RECORDED INFORMATION =>
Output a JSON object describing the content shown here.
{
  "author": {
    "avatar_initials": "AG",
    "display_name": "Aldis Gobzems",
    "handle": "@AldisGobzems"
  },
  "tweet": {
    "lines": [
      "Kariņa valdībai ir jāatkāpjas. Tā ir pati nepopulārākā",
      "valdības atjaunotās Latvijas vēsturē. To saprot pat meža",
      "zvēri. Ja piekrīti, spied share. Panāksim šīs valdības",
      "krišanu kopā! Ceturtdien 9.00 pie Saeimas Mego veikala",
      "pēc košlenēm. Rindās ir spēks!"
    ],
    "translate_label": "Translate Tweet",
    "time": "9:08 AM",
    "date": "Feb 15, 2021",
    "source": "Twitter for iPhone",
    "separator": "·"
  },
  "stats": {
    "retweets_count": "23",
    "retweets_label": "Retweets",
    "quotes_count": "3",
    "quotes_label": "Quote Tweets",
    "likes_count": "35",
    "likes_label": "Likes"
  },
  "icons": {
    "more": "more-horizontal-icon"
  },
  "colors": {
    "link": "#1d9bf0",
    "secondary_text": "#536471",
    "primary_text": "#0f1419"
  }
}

WORK REQUIRED => Write all of the records out again exactly.

RESPONSE TO THIS EXERCISE =>
Output a JSON object describing the content shown here.
{
  "author": {
    "avatar_initials": "AG",
    "display_name": "Aldis Gobzems",
    "handle": "@AldisGobzems"
  },
  "tweet": {
    "lines": [
      "Kariņa valdībai ir jāatkāpjas. Tā ir pati nepopulārākā",
      "valdības atjaunotās Latvijas vēsturē. To saprot pat meža",
      "zvēri. Ja piekrīti, spied share. Panāksim šīs valdības",
      "krišanu kopā! Ceturtdien 9.00 pie Saeimas Mego veikala",
      "pēc košlenēm. Rindās ir spēks!"
    ],
    "translate_label": "Translate Tweet",
    "time": "9:08 AM",
    "date": "Feb 15, 2021",
    "source": "Twitter for iPhone",
    "separator": "·"
  },
  "stats": {
    "retweets_count": "23",
    "retweets_label": "Retweets",
    "quotes_count": "3",
    "quotes_label": "Quote Tweets",
    "likes_count": "35",
    "likes_label": "Likes"
  },
  "icons": {
    "more": "more-horizontal-icon"
  },
  "colors": {
    "link": "#1d9bf0",
    "secondary_text": "#536471",
    "primary_text": "#0f1419"
  }
}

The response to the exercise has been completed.